Transcript data for document pages:
---------------

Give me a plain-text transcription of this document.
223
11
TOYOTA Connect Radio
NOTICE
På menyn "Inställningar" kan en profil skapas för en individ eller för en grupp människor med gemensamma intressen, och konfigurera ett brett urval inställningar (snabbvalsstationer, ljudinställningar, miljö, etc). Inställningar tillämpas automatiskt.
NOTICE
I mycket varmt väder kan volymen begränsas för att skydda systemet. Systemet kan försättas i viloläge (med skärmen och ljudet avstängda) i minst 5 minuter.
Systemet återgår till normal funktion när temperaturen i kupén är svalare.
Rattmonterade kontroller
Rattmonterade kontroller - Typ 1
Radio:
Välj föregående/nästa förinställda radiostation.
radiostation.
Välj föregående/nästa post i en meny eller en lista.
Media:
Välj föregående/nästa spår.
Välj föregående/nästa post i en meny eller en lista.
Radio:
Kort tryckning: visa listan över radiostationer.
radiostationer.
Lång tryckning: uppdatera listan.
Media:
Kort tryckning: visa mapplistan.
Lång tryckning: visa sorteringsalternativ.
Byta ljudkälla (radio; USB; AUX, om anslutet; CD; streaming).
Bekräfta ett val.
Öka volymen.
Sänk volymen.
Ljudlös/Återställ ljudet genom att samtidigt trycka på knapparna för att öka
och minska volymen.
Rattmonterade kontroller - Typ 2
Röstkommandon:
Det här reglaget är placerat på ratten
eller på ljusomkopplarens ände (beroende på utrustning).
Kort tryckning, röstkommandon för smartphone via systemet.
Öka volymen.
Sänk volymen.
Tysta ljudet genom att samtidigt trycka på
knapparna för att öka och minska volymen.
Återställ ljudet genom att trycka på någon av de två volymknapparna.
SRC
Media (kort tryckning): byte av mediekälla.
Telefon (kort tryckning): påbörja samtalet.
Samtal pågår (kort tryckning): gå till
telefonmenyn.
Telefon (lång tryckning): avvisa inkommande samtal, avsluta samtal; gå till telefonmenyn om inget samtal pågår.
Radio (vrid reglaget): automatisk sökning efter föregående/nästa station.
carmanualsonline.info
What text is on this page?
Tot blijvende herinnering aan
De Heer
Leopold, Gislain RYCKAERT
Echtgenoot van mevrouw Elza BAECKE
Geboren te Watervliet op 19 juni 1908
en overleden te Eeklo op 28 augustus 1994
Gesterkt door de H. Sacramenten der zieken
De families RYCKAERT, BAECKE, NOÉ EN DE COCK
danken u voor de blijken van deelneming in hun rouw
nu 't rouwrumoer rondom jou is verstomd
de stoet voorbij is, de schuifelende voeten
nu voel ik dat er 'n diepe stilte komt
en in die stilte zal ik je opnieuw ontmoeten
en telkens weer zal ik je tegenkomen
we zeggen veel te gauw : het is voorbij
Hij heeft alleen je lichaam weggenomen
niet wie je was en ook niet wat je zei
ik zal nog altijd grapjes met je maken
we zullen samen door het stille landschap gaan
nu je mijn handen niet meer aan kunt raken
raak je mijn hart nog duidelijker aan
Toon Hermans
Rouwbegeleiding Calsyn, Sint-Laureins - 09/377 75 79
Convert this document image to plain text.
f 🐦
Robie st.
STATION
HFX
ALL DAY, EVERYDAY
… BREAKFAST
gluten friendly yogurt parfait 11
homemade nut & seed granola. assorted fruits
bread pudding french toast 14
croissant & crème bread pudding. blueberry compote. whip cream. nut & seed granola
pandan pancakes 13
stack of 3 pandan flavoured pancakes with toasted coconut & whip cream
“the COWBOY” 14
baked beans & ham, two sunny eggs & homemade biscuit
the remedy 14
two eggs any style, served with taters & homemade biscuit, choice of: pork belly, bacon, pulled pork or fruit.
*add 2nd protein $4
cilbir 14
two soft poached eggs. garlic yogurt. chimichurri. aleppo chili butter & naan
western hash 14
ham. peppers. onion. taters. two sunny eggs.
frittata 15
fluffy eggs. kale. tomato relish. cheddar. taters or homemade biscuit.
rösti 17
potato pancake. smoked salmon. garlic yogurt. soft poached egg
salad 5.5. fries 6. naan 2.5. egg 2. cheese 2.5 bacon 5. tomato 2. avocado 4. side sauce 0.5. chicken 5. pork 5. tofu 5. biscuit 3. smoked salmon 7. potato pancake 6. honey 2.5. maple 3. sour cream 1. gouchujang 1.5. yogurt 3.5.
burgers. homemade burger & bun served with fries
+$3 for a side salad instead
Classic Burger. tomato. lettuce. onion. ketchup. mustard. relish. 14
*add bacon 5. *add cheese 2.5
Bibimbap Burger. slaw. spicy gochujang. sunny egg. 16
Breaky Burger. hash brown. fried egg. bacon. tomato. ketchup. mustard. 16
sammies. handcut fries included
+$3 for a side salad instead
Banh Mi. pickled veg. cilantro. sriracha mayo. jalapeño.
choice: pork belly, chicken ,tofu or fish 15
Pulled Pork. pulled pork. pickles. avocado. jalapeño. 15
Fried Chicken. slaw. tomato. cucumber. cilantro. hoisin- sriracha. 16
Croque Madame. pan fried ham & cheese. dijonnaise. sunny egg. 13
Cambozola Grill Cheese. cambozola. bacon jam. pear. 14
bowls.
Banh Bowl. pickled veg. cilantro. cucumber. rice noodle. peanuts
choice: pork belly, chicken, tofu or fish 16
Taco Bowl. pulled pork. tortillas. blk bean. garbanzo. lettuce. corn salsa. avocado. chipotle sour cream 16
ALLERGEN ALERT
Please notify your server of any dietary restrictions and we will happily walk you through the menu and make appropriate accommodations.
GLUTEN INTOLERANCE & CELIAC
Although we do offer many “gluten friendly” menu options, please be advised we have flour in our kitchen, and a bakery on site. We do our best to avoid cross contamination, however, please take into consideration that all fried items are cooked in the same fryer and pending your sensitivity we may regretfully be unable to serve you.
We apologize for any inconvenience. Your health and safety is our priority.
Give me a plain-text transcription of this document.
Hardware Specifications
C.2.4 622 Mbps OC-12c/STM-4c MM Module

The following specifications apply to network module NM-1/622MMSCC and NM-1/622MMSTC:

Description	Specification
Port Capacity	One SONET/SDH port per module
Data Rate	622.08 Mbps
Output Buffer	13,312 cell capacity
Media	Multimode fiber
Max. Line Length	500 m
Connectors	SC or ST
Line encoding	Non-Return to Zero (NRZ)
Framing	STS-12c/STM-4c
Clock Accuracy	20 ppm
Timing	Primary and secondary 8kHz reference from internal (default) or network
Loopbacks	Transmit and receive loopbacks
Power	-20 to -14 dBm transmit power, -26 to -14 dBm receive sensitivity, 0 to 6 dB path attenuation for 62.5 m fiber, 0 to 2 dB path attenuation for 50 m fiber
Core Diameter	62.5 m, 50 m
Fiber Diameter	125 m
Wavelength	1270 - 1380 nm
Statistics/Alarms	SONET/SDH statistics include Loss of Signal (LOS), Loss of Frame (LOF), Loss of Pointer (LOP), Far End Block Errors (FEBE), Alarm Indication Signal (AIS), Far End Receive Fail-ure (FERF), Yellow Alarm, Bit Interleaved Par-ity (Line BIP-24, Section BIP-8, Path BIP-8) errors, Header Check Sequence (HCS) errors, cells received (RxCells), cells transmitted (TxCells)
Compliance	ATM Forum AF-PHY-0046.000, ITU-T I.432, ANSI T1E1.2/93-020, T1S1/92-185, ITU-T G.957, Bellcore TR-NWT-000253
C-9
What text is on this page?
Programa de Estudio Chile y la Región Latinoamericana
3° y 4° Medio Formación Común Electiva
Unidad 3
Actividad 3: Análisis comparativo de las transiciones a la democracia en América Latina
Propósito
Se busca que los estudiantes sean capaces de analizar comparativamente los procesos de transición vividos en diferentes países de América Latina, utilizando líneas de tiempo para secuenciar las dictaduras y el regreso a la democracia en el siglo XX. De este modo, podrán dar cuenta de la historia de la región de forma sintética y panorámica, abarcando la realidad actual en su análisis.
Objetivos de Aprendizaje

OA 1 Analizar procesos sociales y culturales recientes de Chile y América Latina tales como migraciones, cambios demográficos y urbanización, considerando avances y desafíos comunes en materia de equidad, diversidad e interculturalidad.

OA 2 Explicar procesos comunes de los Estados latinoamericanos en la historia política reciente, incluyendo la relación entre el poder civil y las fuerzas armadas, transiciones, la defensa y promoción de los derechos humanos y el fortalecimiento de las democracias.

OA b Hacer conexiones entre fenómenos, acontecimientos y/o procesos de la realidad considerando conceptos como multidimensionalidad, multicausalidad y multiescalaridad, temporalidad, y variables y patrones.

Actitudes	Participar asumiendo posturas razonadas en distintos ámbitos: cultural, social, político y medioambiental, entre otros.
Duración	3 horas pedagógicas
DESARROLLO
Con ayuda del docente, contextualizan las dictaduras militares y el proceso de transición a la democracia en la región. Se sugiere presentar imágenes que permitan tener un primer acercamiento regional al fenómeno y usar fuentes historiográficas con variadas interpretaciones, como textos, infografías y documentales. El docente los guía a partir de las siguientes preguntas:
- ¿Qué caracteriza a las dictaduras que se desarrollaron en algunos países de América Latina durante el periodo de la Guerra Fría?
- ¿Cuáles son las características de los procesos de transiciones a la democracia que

---------------

Work instructions: Lines in the records above that carry the word "choice" are to be located and copied.

Solution:
two eggs any style, served with taters & homemade biscuit, choice of: pork belly, bacon, pulled pork or fruit.
choice: pork belly, chicken ,tofu or fish 15
choice: pork belly, chicken, tofu or fish 16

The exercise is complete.